--- TASK STATEMENT ---
Reproduce each of the following items verbatim, with no changes of any kind.

---------- MATERIALS PROVIDED ----------

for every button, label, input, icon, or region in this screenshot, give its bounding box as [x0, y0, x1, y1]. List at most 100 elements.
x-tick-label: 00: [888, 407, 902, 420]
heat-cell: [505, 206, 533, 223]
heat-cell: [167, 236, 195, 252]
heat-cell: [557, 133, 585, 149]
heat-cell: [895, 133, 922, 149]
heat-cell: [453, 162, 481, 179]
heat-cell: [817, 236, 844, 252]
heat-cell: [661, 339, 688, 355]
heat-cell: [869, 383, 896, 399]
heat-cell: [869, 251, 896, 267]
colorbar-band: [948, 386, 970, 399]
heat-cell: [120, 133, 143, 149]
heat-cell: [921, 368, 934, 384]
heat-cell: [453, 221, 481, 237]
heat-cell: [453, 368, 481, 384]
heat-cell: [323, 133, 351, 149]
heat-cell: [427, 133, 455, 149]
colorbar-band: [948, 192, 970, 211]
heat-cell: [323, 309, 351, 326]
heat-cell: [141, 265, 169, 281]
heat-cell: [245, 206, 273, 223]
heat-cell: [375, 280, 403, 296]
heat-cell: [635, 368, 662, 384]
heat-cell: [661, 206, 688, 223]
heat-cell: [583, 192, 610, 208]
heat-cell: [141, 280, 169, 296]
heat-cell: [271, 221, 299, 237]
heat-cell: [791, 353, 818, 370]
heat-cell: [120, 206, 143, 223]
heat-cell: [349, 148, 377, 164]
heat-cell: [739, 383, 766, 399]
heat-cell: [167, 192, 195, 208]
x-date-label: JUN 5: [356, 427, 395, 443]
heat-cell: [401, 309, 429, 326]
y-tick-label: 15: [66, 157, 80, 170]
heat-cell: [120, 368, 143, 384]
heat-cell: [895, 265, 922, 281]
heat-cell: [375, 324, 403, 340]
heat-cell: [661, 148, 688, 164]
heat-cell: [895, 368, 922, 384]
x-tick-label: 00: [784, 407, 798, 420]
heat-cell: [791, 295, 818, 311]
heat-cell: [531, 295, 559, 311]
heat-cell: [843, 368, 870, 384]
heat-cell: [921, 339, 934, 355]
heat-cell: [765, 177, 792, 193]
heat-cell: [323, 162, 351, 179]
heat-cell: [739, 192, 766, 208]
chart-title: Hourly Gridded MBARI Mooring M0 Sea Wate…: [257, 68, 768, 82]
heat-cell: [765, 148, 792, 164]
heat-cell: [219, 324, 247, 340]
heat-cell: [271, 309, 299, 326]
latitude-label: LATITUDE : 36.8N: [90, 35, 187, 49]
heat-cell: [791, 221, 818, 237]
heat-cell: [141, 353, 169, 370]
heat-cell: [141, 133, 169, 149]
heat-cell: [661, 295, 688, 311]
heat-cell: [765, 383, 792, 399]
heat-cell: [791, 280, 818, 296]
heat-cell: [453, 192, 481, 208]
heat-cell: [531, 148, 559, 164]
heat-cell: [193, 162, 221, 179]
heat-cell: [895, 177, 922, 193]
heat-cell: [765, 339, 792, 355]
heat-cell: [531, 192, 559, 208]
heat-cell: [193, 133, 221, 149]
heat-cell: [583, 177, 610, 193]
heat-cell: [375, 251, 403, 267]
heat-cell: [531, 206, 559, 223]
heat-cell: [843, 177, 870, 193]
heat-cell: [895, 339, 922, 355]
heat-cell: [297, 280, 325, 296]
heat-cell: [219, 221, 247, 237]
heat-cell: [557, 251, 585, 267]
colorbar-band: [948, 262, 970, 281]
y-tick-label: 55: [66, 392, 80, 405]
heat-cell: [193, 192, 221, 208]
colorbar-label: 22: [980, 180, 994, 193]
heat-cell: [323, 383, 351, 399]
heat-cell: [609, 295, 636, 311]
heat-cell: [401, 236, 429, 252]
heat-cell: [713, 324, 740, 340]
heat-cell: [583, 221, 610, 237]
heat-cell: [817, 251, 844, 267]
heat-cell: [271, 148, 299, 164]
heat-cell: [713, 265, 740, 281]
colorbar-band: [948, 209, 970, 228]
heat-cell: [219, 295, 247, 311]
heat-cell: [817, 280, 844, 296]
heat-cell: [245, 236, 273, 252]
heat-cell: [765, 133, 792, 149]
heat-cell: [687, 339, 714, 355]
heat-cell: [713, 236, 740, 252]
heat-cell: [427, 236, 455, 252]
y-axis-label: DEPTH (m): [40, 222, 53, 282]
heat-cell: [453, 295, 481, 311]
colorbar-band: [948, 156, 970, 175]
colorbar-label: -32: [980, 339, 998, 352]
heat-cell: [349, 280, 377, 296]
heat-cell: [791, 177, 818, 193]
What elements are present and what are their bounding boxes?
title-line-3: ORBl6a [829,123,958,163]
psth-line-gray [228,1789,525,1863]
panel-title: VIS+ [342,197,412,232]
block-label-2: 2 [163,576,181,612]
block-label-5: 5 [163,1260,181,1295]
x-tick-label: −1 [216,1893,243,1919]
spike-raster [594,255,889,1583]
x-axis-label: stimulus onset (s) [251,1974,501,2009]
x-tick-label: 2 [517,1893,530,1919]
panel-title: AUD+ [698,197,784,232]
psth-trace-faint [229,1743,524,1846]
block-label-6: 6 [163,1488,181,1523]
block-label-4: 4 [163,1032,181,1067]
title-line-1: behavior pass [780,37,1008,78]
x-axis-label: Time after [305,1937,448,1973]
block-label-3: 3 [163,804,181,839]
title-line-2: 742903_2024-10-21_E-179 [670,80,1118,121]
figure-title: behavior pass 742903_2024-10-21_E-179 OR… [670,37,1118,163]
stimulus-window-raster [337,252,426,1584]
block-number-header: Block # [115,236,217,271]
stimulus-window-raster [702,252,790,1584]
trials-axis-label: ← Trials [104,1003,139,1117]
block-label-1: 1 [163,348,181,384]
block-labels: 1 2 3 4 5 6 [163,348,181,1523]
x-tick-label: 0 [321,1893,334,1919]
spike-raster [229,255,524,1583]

----------

--- EXPECTED ANSWER ---
for every button, label, input, icon, or region in this screenshot, give its bounding box as [x0, y0, x1, y1]. List at most 100 elements.
x-tick-label: 00: [888, 407, 902, 420]
heat-cell: [505, 206, 533, 223]
heat-cell: [167, 236, 195, 252]
heat-cell: [557, 133, 585, 149]
heat-cell: [895, 133, 922, 149]
heat-cell: [453, 162, 481, 179]
heat-cell: [817, 236, 844, 252]
heat-cell: [661, 339, 688, 355]
heat-cell: [869, 383, 896, 399]
heat-cell: [869, 251, 896, 267]
colorbar-band: [948, 386, 970, 399]
heat-cell: [120, 133, 143, 149]
heat-cell: [921, 368, 934, 384]
heat-cell: [453, 221, 481, 237]
heat-cell: [453, 368, 481, 384]
heat-cell: [323, 133, 351, 149]
heat-cell: [427, 133, 455, 149]
colorbar-band: [948, 192, 970, 211]
heat-cell: [323, 309, 351, 326]
heat-cell: [141, 265, 169, 281]
heat-cell: [245, 206, 273, 223]
heat-cell: [375, 280, 403, 296]
heat-cell: [635, 368, 662, 384]
heat-cell: [661, 206, 688, 223]
heat-cell: [583, 192, 610, 208]
heat-cell: [141, 280, 169, 296]
heat-cell: [271, 221, 299, 237]
heat-cell: [791, 353, 818, 370]
heat-cell: [120, 206, 143, 223]
heat-cell: [349, 148, 377, 164]
heat-cell: [739, 383, 766, 399]
heat-cell: [167, 192, 195, 208]
x-date-label: JUN 5: [356, 427, 395, 443]
heat-cell: [401, 309, 429, 326]
y-tick-label: 15: [66, 157, 80, 170]
heat-cell: [120, 368, 143, 384]
heat-cell: [895, 265, 922, 281]
heat-cell: [375, 324, 403, 340]
heat-cell: [661, 148, 688, 164]
heat-cell: [895, 368, 922, 384]
x-tick-label: 00: [784, 407, 798, 420]
heat-cell: [791, 295, 818, 311]
heat-cell: [531, 295, 559, 311]
heat-cell: [843, 368, 870, 384]
heat-cell: [921, 339, 934, 355]
heat-cell: [765, 177, 792, 193]
heat-cell: [323, 162, 351, 179]
heat-cell: [739, 192, 766, 208]
chart-title: Hourly Gridded MBARI Mooring M0 Sea Wate…: [257, 68, 768, 82]
heat-cell: [765, 148, 792, 164]
heat-cell: [219, 324, 247, 340]
heat-cell: [271, 309, 299, 326]
latitude-label: LATITUDE : 36.8N: [90, 35, 187, 49]
heat-cell: [791, 221, 818, 237]
heat-cell: [141, 353, 169, 370]
heat-cell: [141, 133, 169, 149]
heat-cell: [661, 295, 688, 311]
heat-cell: [765, 383, 792, 399]
heat-cell: [791, 280, 818, 296]
heat-cell: [453, 192, 481, 208]
heat-cell: [531, 148, 559, 164]
heat-cell: [193, 162, 221, 179]
heat-cell: [895, 177, 922, 193]
heat-cell: [765, 339, 792, 355]
heat-cell: [531, 192, 559, 208]
heat-cell: [193, 133, 221, 149]
heat-cell: [583, 177, 610, 193]
heat-cell: [375, 251, 403, 267]
heat-cell: [531, 206, 559, 223]
heat-cell: [843, 177, 870, 193]
heat-cell: [895, 339, 922, 355]
heat-cell: [297, 280, 325, 296]
heat-cell: [219, 221, 247, 237]
heat-cell: [557, 251, 585, 267]
colorbar-band: [948, 262, 970, 281]
y-tick-label: 55: [66, 392, 80, 405]
heat-cell: [193, 192, 221, 208]
colorbar-label: 22: [980, 180, 994, 193]
heat-cell: [323, 383, 351, 399]
heat-cell: [609, 295, 636, 311]
heat-cell: [401, 236, 429, 252]
heat-cell: [713, 324, 740, 340]
heat-cell: [583, 221, 610, 237]
heat-cell: [817, 251, 844, 267]
heat-cell: [271, 148, 299, 164]
heat-cell: [713, 265, 740, 281]
colorbar-band: [948, 209, 970, 228]
heat-cell: [219, 295, 247, 311]
heat-cell: [817, 280, 844, 296]
heat-cell: [245, 236, 273, 252]
heat-cell: [765, 133, 792, 149]
heat-cell: [687, 339, 714, 355]
heat-cell: [713, 236, 740, 252]
heat-cell: [427, 236, 455, 252]
y-axis-label: DEPTH (m): [40, 222, 53, 282]
heat-cell: [453, 295, 481, 311]
colorbar-band: [948, 156, 970, 175]
colorbar-label: -32: [980, 339, 998, 352]
heat-cell: [349, 280, 377, 296]
heat-cell: [791, 177, 818, 193]
What elements are present and what are their bounding boxes?
title-line-3: ORBl6a [829,123,958,163]
psth-line-gray [228,1789,525,1863]
panel-title: VIS+ [342,197,412,232]
block-label-2: 2 [163,576,181,612]
block-label-5: 5 [163,1260,181,1295]
x-tick-label: −1 [216,1893,243,1919]
spike-raster [594,255,889,1583]
x-axis-label: stimulus onset (s) [251,1974,501,2009]
x-tick-label: 2 [517,1893,530,1919]
panel-title: AUD+ [698,197,784,232]
psth-trace-faint [229,1743,524,1846]
block-label-6: 6 [163,1488,181,1523]
block-label-4: 4 [163,1032,181,1067]
title-line-1: behavior pass [780,37,1008,78]
x-axis-label: Time after [305,1937,448,1973]
block-label-3: 3 [163,804,181,839]
title-line-2: 742903_2024-10-21_E-179 [670,80,1118,121]
figure-title: behavior pass 742903_2024-10-21_E-179 OR… [670,37,1118,163]
stimulus-window-raster [337,252,426,1584]
block-number-header: Block # [115,236,217,271]
stimulus-window-raster [702,252,790,1584]
trials-axis-label: ← Trials [104,1003,139,1117]
block-label-1: 1 [163,348,181,384]
block-labels: 1 2 3 4 5 6 [163,348,181,1523]
x-tick-label: 0 [321,1893,334,1919]
spike-raster [229,255,524,1583]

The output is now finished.